_What is needed_: Repeat every record exactly, but keep images out of the copy.

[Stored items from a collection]
============
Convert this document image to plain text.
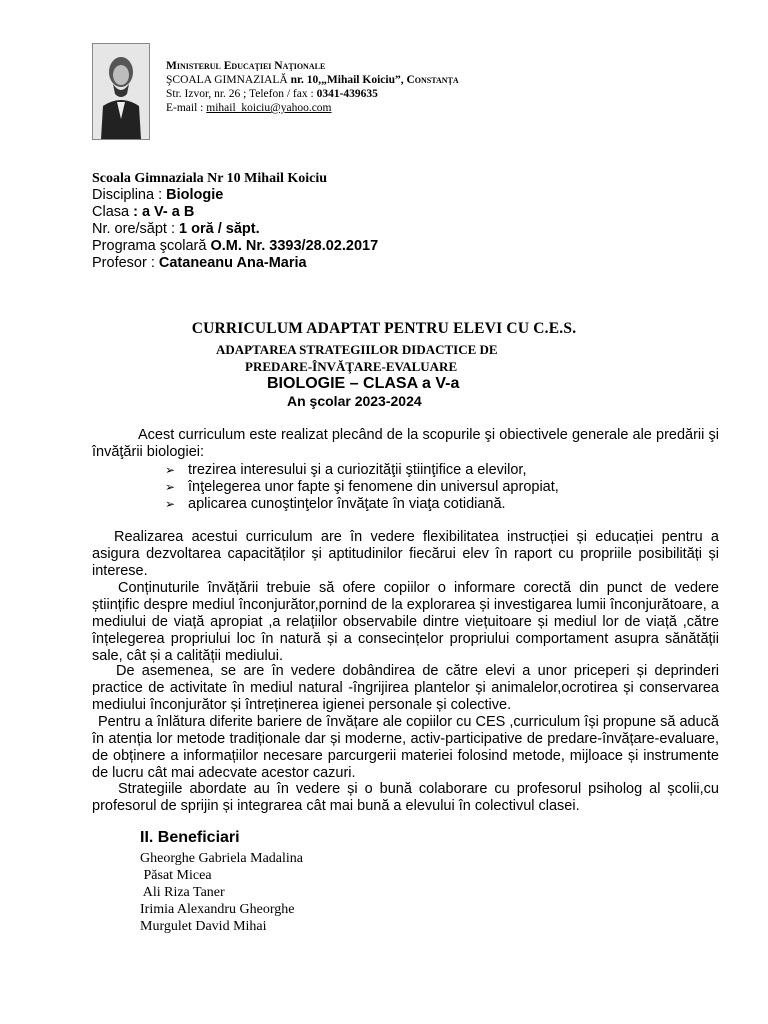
Ministerul Educaţiei Naţionale
ŞCOALA GIMNAZIALĂ nr. 10,„Mihail Koiciu”, Constanţa
Str. Izvor, nr. 26 ; Telefon / fax : 0341-439635
E-mail : mihail_koiciu@yahoo.com
Scoala Gimnaziala Nr 10 Mihail Koiciu
Disciplina : Biologie
Clasa : a V- a B
Nr. ore/săpt : 1 oră / săpt.
Programa şcolară O.M. Nr. 3393/28.02.2017
Profesor : Cataneanu Ana-Maria
CURRICULUM ADAPTAT PENTRU ELEVI CU C.E.S.
ADAPTAREA STRATEGIILOR DIDACTICE DE
PREDARE-ÎNVĂŢARE-EVALUARE
BIOLOGIE – CLASA a V-a
An şcolar 2023-2024
Acest curriculum este realizat plecând de la scopurile şi obiectivele generale ale predării şi învăţării biologiei:
➢ trezirea interesului şi a curiozităţii ştiinţifice a elevilor,
➢ înţelegerea unor fapte şi fenomene din universul apropiat,
➢ aplicarea cunoştinţelor învăţate în viaţa cotidiană.
Realizarea acestui curriculum are în vedere flexibilitatea instrucției și educației pentru a asigura dezvoltarea capacităților și aptitudinilor fiecărui elev în raport cu propriile posibilități și interese.
Conținuturile învățării trebuie să ofere copiilor o informare corectă din punct de vedere științific despre mediul înconjurător,pornind de la explorarea și investigarea lumii înconjurătoare, a mediului de viață apropiat ,a relațiilor observabile dintre viețuitoare și mediul lor de viață ,către înțelegerea propriului loc în natură și a consecințelor propriului comportament asupra sănătății sale, cât și a calității mediului.
De asemenea, se are în vedere dobândirea de către elevi a unor priceperi și deprinderi practice de activitate în mediul natural -îngrijirea plantelor și animalelor,ocrotirea și conservarea mediului înconjurător și întreținerea igienei personale și colective.
Pentru a înlătura diferite bariere de învățare ale copiilor cu CES ,curriculum își propune să aducă în atenția lor metode tradiționale dar și moderne, activ-participative de predare-învățare-evaluare, de obținere a informațiilor necesare parcurgerii materiei folosind metode, mijloace și instrumente de lucru cât mai adecvate acestor cazuri.
Strategiile abordate au în vedere și o bună colaborare cu profesorul psiholog al școlii,cu profesorul de sprijin și integrarea cât mai bună a elevului în colectivul clasei.
II. Beneficiari
Gheorghe Gabriela Madalina
Păsat Micea
Ali Riza Taner
Irimia Alexandru Gheorghe
Murgulet David Mihai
============
_Full answer_:
Convert this document image to plain text.
Ministerul Educaţiei Naţionale
ŞCOALA GIMNAZIALĂ nr. 10,„Mihail Koiciu”, Constanţa
Str. Izvor, nr. 26 ; Telefon / fax : 0341-439635
E-mail : mihail_koiciu@yahoo.com
Scoala Gimnaziala Nr 10 Mihail Koiciu
Disciplina : Biologie
Clasa : a V- a B
Nr. ore/săpt : 1 oră / săpt.
Programa şcolară O.M. Nr. 3393/28.02.2017
Profesor : Cataneanu Ana-Maria
CURRICULUM ADAPTAT PENTRU ELEVI CU C.E.S.
ADAPTAREA STRATEGIILOR DIDACTICE DE
PREDARE-ÎNVĂŢARE-EVALUARE
BIOLOGIE – CLASA a V-a
An şcolar 2023-2024
Acest curriculum este realizat plecând de la scopurile şi obiectivele generale ale predării şi învăţării biologiei:
➢ trezirea interesului şi a curiozităţii ştiinţifice a elevilor,
➢ înţelegerea unor fapte şi fenomene din universul apropiat,
➢ aplicarea cunoştinţelor învăţate în viaţa cotidiană.
Realizarea acestui curriculum are în vedere flexibilitatea instrucției și educației pentru a asigura dezvoltarea capacităților și aptitudinilor fiecărui elev în raport cu propriile posibilități și interese.
Conținuturile învățării trebuie să ofere copiilor o informare corectă din punct de vedere științific despre mediul înconjurător,pornind de la explorarea și investigarea lumii înconjurătoare, a mediului de viață apropiat ,a relațiilor observabile dintre viețuitoare și mediul lor de viață ,către înțelegerea propriului loc în natură și a consecințelor propriului comportament asupra sănătății sale, cât și a calității mediului.
De asemenea, se are în vedere dobândirea de către elevi a unor priceperi și deprinderi practice de activitate în mediul natural -îngrijirea plantelor și animalelor,ocrotirea și conservarea mediului înconjurător și întreținerea igienei personale și colective.
Pentru a înlătura diferite bariere de învățare ale copiilor cu CES ,curriculum își propune să aducă în atenția lor metode tradiționale dar și moderne, activ-participative de predare-învățare-evaluare, de obținere a informațiilor necesare parcurgerii materiei folosind metode, mijloace și instrumente de lucru cât mai adecvate acestor cazuri.
Strategiile abordate au în vedere și o bună colaborare cu profesorul psiholog al școlii,cu profesorul de sprijin și integrarea cât mai bună a elevului în colectivul clasei.
II. Beneficiari
Gheorghe Gabriela Madalina
Păsat Micea
Ali Riza Taner
Irimia Alexandru Gheorghe
Murgulet David Mihai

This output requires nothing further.